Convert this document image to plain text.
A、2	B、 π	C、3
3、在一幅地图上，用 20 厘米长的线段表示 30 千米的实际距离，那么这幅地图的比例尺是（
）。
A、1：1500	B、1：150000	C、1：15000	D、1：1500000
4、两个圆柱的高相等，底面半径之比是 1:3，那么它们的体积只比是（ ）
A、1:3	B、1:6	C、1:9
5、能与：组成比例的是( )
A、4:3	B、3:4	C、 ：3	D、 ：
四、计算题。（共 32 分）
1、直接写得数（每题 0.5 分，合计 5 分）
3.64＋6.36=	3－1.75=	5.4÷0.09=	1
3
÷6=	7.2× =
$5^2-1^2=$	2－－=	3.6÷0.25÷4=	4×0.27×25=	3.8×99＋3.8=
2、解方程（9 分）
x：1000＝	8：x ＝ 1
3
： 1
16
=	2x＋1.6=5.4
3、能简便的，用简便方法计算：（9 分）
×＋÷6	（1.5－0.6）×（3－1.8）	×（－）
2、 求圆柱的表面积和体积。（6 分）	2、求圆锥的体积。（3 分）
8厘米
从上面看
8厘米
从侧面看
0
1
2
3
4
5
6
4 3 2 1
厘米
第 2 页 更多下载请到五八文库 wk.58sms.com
◆ ◆ ◆ ◆ ◆
* _GIVEN REQUEST_
Extract the full listing above without alteration.

* _RESULT_
Convert this document image to plain text.
A、2	B、 π	C、3
3、在一幅地图上，用 20 厘米长的线段表示 30 千米的实际距离，那么这幅地图的比例尺是（
）。
A、1：1500	B、1：150000	C、1：15000	D、1：1500000
4、两个圆柱的高相等，底面半径之比是 1:3，那么它们的体积只比是（ ）
A、1:3	B、1:6	C、1:9
5、能与：组成比例的是( )
A、4:3	B、3:4	C、 ：3	D、 ：
四、计算题。（共 32 分）
1、直接写得数（每题 0.5 分，合计 5 分）
3.64＋6.36=	3－1.75=	5.4÷0.09=	1
3
÷6=	7.2× =
$5^2-1^2=$	2－－=	3.6÷0.25÷4=	4×0.27×25=	3.8×99＋3.8=
2、解方程（9 分）
x：1000＝	8：x ＝ 1
3
： 1
16
=	2x＋1.6=5.4
3、能简便的，用简便方法计算：（9 分）
×＋÷6	（1.5－0.6）×（3－1.8）	×（－）
2、 求圆柱的表面积和体积。（6 分）	2、求圆锥的体积。（3 分）
8厘米
从上面看
8厘米
从侧面看
0
1
2
3
4
5
6
4 3 2 1
厘米
第 2 页 更多下载请到五八文库 wk.58sms.com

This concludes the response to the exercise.